## Goal:
Copy each line where the word "SRMTID" occurs.
▬▬▬
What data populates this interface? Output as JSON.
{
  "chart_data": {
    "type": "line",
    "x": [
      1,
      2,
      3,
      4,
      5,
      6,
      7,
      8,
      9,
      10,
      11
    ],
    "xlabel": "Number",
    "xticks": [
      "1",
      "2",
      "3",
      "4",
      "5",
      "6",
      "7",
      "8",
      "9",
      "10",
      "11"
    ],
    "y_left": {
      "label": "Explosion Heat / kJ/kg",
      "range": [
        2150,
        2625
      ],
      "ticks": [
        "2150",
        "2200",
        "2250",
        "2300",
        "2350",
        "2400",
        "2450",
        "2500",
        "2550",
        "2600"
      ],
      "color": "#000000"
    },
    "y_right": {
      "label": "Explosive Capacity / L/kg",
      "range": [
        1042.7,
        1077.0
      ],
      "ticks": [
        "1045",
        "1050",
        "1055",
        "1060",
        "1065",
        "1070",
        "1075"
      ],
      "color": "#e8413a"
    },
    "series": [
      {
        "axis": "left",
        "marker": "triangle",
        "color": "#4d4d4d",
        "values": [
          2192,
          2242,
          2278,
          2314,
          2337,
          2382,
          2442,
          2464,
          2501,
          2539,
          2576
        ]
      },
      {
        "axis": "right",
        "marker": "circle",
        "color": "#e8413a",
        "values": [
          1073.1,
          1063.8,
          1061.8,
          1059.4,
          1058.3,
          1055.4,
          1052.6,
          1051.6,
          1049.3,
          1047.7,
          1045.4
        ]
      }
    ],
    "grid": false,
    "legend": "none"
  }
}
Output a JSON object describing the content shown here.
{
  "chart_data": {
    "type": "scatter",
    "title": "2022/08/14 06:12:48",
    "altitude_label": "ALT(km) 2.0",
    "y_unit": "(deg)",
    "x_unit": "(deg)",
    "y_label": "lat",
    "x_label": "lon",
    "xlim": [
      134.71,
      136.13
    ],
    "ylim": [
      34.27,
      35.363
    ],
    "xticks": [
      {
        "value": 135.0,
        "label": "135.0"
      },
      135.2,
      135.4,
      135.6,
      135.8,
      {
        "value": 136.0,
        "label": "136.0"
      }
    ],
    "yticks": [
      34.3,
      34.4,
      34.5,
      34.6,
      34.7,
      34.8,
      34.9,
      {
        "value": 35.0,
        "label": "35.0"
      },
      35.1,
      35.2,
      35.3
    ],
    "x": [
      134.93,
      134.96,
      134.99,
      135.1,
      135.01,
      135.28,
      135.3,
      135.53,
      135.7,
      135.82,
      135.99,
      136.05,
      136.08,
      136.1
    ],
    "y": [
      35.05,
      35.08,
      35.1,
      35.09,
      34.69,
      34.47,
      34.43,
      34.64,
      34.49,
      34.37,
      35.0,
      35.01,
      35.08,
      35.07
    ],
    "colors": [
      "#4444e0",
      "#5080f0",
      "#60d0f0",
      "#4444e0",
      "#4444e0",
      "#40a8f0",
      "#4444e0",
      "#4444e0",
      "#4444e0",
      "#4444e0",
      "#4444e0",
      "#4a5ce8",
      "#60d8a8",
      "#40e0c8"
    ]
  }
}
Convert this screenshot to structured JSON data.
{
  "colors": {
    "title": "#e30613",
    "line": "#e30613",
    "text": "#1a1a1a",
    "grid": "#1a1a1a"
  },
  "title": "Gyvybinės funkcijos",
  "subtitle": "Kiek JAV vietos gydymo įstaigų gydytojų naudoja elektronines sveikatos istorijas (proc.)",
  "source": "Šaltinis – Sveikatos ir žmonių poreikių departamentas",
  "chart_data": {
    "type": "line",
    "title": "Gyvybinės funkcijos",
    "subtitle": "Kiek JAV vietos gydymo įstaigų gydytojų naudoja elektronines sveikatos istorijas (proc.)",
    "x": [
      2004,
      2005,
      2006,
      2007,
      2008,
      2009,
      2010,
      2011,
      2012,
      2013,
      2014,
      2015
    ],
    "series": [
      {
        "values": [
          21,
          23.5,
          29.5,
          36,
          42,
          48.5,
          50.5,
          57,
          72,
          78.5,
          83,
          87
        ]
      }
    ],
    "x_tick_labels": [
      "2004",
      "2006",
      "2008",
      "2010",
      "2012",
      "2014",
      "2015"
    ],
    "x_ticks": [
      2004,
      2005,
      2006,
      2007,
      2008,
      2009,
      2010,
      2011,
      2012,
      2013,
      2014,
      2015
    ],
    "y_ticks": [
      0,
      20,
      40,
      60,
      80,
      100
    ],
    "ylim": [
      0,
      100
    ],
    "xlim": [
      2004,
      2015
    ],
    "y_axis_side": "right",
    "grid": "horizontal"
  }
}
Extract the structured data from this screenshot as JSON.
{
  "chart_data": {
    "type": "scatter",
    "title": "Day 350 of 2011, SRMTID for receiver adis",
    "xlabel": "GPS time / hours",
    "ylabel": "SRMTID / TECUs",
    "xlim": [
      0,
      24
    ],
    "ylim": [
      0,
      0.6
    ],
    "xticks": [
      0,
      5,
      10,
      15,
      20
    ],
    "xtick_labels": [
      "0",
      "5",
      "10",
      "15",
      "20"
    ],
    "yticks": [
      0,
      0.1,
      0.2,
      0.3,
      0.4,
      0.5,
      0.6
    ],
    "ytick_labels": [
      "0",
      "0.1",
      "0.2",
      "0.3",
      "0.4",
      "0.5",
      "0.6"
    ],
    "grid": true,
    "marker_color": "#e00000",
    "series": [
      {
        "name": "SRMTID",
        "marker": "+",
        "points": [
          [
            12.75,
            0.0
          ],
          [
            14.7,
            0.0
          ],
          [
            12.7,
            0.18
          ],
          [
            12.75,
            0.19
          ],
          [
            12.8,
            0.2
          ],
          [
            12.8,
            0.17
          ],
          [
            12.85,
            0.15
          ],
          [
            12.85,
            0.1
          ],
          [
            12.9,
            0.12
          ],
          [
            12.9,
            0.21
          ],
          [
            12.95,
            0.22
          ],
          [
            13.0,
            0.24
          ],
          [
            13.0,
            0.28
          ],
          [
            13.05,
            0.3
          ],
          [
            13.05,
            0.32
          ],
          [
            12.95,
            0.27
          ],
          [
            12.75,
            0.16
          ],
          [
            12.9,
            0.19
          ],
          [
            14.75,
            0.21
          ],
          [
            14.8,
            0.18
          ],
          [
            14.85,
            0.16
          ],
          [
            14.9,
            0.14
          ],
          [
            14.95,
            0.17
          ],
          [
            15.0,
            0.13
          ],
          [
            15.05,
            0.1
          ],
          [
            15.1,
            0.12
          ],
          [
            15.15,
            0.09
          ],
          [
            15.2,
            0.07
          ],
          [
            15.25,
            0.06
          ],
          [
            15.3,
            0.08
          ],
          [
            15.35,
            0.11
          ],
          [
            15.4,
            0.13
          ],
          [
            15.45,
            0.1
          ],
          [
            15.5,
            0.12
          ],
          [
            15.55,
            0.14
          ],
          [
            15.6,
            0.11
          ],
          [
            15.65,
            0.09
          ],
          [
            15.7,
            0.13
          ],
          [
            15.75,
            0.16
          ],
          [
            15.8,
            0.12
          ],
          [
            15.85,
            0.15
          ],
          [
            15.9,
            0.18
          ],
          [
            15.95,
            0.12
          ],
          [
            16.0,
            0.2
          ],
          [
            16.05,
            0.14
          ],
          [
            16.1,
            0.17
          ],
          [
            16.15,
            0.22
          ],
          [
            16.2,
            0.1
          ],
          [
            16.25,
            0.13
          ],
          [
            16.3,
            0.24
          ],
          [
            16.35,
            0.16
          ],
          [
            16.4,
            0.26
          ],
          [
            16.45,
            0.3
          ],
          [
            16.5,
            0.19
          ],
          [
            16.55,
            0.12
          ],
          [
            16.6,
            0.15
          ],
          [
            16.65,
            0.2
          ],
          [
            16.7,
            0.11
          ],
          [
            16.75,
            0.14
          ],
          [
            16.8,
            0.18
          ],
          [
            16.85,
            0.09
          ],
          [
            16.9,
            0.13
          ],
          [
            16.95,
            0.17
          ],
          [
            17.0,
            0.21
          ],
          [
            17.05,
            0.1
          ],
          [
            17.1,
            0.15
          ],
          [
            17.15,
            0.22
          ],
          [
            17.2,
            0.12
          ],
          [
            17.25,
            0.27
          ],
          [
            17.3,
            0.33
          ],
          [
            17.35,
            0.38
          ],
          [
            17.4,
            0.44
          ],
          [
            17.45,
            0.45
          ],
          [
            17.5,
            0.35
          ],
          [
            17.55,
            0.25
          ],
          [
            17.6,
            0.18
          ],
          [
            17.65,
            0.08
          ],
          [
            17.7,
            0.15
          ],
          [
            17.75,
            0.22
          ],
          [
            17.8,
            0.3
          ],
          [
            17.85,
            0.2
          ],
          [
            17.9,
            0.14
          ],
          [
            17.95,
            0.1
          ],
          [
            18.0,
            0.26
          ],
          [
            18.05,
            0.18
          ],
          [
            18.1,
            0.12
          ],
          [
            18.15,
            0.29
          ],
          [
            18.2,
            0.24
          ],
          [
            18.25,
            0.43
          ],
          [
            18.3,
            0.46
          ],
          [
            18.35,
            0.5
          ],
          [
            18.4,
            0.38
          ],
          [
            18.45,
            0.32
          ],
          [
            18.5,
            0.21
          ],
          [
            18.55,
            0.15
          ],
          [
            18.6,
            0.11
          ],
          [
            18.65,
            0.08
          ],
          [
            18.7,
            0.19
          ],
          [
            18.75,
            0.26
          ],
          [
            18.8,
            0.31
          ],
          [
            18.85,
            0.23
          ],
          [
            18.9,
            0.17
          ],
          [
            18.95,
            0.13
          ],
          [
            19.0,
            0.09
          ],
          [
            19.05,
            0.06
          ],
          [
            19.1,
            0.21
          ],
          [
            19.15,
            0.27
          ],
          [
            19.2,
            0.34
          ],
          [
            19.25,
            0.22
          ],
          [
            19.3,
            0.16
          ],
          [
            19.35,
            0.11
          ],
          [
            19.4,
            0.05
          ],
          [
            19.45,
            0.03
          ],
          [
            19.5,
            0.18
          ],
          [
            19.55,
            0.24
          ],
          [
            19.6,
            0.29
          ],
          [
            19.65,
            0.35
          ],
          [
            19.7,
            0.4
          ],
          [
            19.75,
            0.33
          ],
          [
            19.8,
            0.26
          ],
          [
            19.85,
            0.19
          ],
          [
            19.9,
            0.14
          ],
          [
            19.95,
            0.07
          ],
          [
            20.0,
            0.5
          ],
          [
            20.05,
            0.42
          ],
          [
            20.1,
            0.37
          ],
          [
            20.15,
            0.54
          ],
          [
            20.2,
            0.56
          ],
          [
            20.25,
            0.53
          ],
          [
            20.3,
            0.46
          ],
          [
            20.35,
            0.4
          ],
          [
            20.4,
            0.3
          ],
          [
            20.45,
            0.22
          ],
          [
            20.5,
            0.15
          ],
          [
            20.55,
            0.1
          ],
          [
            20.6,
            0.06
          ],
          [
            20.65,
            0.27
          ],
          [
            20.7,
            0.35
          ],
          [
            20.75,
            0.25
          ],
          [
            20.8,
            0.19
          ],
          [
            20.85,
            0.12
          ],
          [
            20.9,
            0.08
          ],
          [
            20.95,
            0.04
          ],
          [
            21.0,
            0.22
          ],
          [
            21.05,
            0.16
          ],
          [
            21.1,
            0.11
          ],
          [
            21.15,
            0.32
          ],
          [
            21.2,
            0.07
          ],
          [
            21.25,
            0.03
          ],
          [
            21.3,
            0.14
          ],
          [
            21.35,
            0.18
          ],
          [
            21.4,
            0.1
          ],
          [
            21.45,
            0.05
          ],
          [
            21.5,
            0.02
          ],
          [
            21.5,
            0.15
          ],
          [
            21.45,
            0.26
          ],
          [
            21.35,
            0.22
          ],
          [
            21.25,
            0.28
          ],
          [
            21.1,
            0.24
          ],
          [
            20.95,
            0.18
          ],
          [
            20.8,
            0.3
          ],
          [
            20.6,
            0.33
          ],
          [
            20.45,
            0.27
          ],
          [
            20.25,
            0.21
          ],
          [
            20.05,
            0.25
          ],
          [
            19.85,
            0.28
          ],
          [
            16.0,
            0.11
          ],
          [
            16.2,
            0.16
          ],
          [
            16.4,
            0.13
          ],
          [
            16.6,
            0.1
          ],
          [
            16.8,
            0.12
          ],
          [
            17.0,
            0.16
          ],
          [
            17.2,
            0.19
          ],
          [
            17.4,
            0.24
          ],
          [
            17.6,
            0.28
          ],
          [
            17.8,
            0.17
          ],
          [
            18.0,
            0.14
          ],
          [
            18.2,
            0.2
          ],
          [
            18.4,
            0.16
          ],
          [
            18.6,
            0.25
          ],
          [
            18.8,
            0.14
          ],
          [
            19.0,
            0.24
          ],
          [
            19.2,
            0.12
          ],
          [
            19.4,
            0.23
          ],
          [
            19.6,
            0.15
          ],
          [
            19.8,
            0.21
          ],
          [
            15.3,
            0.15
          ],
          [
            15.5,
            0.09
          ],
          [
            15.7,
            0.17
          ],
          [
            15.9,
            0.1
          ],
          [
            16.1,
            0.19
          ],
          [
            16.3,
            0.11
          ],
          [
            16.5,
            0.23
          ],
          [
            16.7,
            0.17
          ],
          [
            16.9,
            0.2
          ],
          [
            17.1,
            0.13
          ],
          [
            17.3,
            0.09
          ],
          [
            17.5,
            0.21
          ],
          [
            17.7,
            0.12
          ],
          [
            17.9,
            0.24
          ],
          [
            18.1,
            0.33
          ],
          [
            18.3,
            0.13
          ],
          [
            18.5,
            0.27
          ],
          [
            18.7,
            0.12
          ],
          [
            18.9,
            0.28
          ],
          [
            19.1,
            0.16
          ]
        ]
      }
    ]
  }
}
▬▬▬
## Task result:
    "title": "Day 350 of 2011, SRMTID for receiver adis",
    "ylabel": "SRMTID / TECUs",
        "name": "SRMTID",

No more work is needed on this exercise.